#### Given exercise
Quote, verbatim, all material below, without pictures.

#### Provided entries

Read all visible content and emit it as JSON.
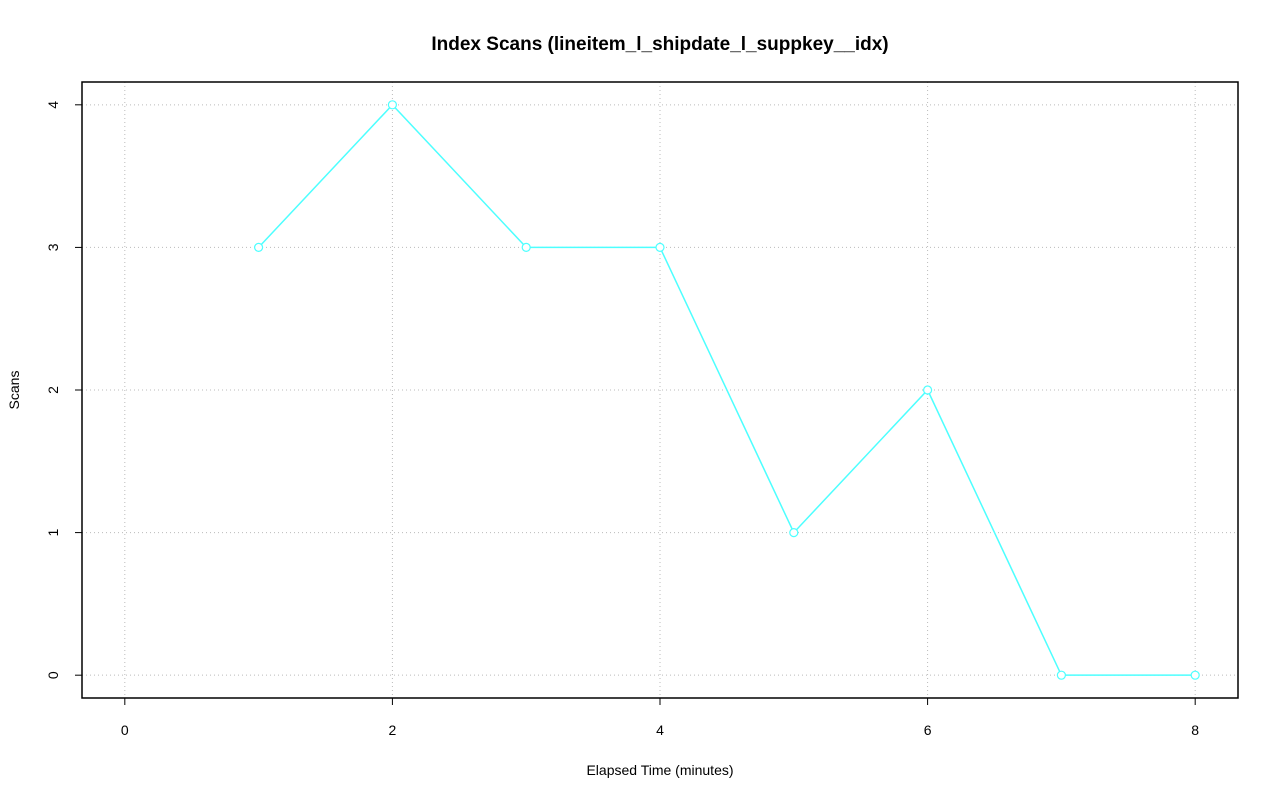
{
  "chart_data": {
    "type": "line",
    "title": "Index Scans (lineitem_l_shipdate_l_suppkey__idx)",
    "x_label": "Elapsed Time (minutes)",
    "y_label": "Scans",
    "x": [
      1,
      2,
      3,
      4,
      5,
      6,
      7,
      8
    ],
    "series": [
      {
        "color": "#4dffff",
        "values": [
          3,
          4,
          3,
          3,
          1,
          2,
          0,
          0
        ]
      }
    ],
    "xlim": [
      -0.32,
      8.32
    ],
    "xticks": [
      0,
      2,
      4,
      6,
      8
    ],
    "ylim": [
      -0.16,
      4.16
    ],
    "yticks": [
      0,
      1,
      2,
      3,
      4
    ],
    "grid": true
  }
}
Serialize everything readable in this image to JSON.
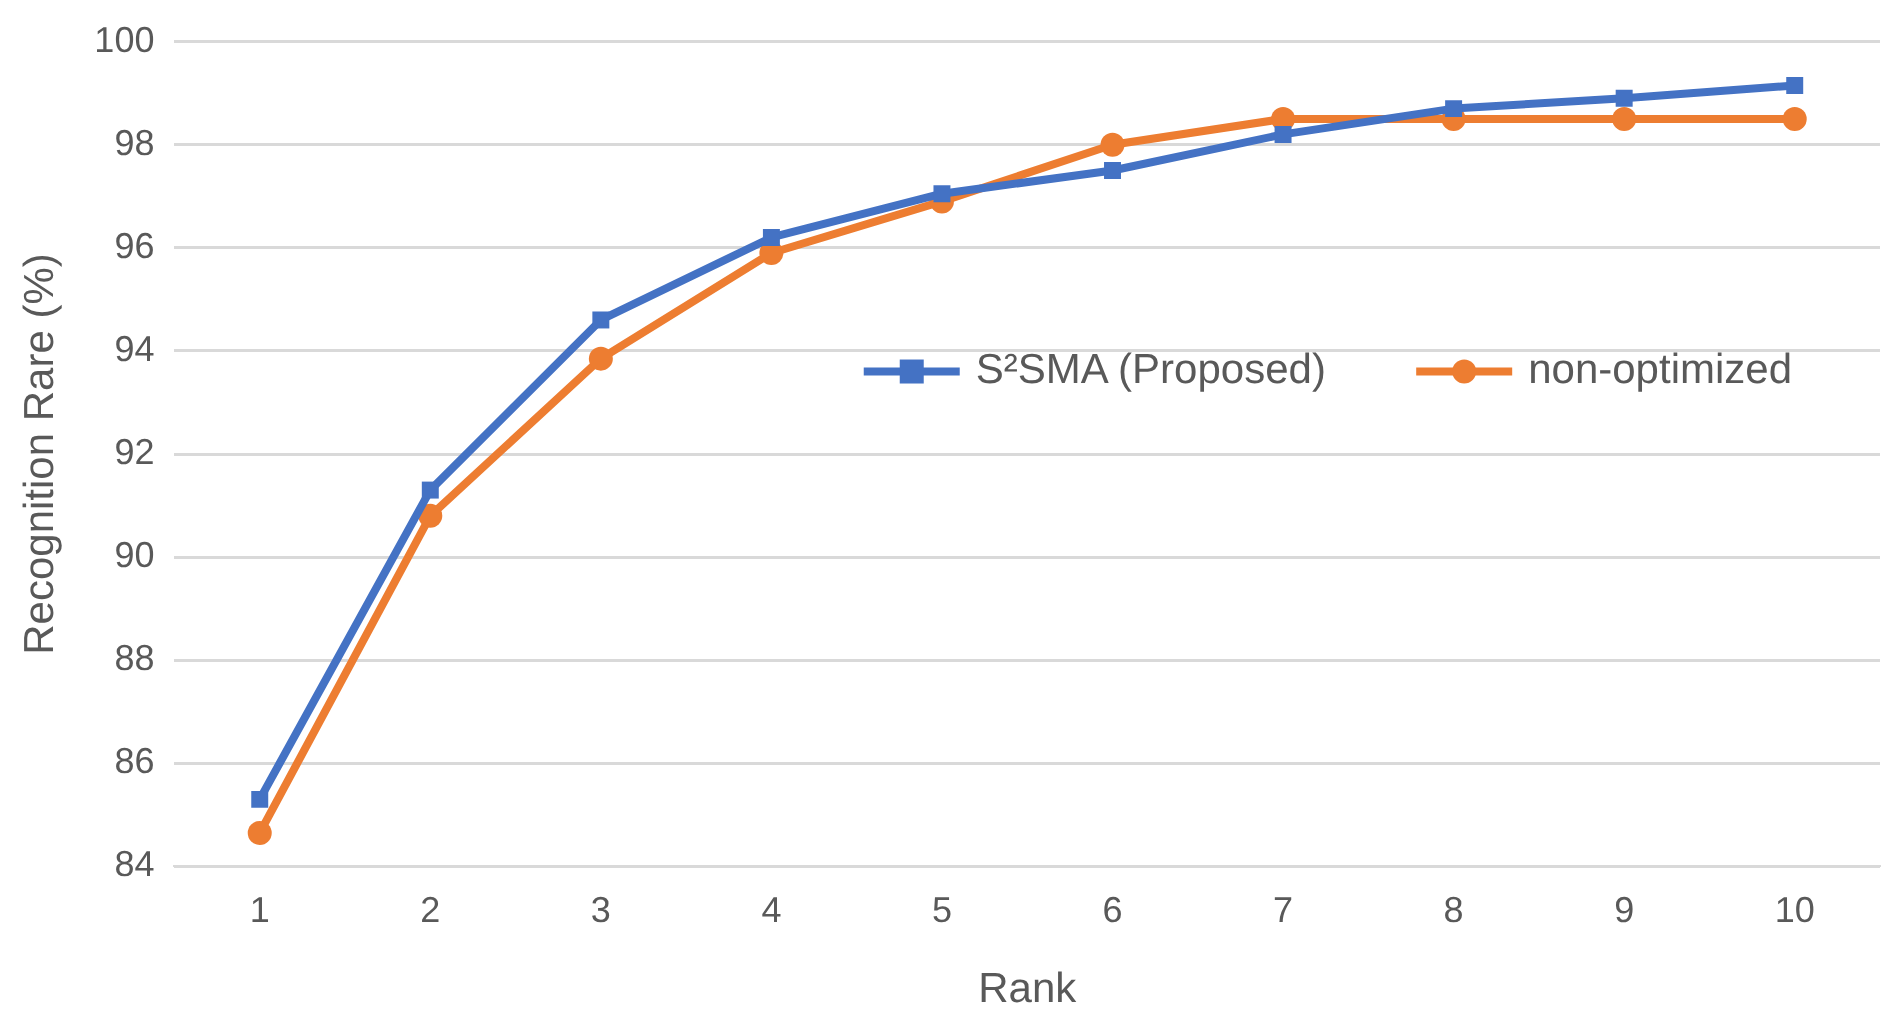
{
  "chart_data": {
    "type": "line",
    "xlabel": "Rank",
    "ylabel": "Recognition Rare (%)",
    "categories": [
      "1",
      "2",
      "3",
      "4",
      "5",
      "6",
      "7",
      "8",
      "9",
      "10"
    ],
    "series": [
      {
        "name": "S²SMA (Proposed)",
        "color": "#4472c4",
        "marker": "square",
        "values": [
          85.3,
          91.3,
          94.6,
          96.2,
          97.05,
          97.5,
          98.2,
          98.7,
          98.9,
          99.15
        ]
      },
      {
        "name": "non-optimized",
        "color": "#ed7d31",
        "marker": "circle",
        "values": [
          84.65,
          90.8,
          93.85,
          95.9,
          96.9,
          98.0,
          98.5,
          98.5,
          98.5,
          98.5
        ]
      }
    ],
    "ylim": [
      84,
      100
    ],
    "yticks": [
      84,
      86,
      88,
      90,
      92,
      94,
      96,
      98,
      100
    ],
    "grid": "y",
    "legend": "right",
    "line_style": "solid"
  }
}
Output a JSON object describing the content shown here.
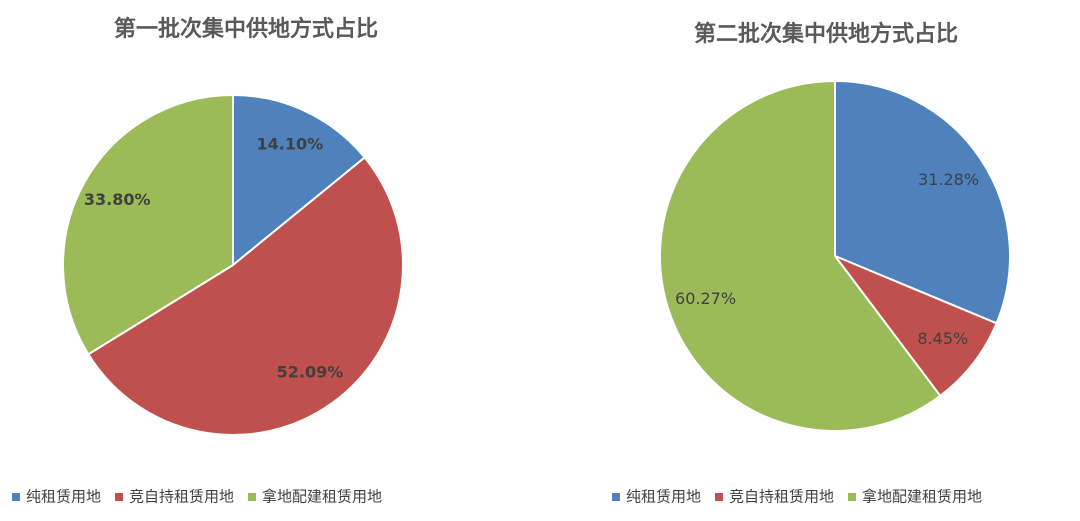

########

#### Answer to the task
Read all visible content and emit it as JSON.
{
  "chart_data": {
    "type": "line",
    "title": "Index Scans (lineitem_l_shipdate_l_suppkey__idx)",
    "x_label": "Elapsed Time (minutes)",
    "y_label": "Scans",
    "x": [
      1,
      2,
      3,
      4,
      5,
      6,
      7,
      8
    ],
    "series": [
      {
        "color": "#4dffff",
        "values": [
          3,
          4,
          3,
          3,
          1,
          2,
          0,
          0
        ]
      }
    ],
    "xlim": [
      -0.32,
      8.32
    ],
    "xticks": [
      0,
      2,
      4,
      6,
      8
    ],
    "ylim": [
      -0.16,
      4.16
    ],
    "yticks": [
      0,
      1,
      2,
      3,
      4
    ],
    "grid": true
  }
}
Serialize everything readable in this image to JSON.
{
  "chart_data": {
    "type": "line",
    "xlabel": "Rank",
    "ylabel": "Recognition Rare (%)",
    "categories": [
      "1",
      "2",
      "3",
      "4",
      "5",
      "6",
      "7",
      "8",
      "9",
      "10"
    ],
    "series": [
      {
        "name": "S²SMA (Proposed)",
        "color": "#4472c4",
        "marker": "square",
        "values": [
          85.3,
          91.3,
          94.6,
          96.2,
          97.05,
          97.5,
          98.2,
          98.7,
          98.9,
          99.15
        ]
      },
      {
        "name": "non-optimized",
        "color": "#ed7d31",
        "marker": "circle",
        "values": [
          84.65,
          90.8,
          93.85,
          95.9,
          96.9,
          98.0,
          98.5,
          98.5,
          98.5,
          98.5
        ]
      }
    ],
    "ylim": [
      84,
      100
    ],
    "yticks": [
      84,
      86,
      88,
      90,
      92,
      94,
      96,
      98,
      100
    ],
    "grid": "y",
    "legend": "right",
    "line_style": "solid"
  }
}
Output a JSON object describing the content shown here.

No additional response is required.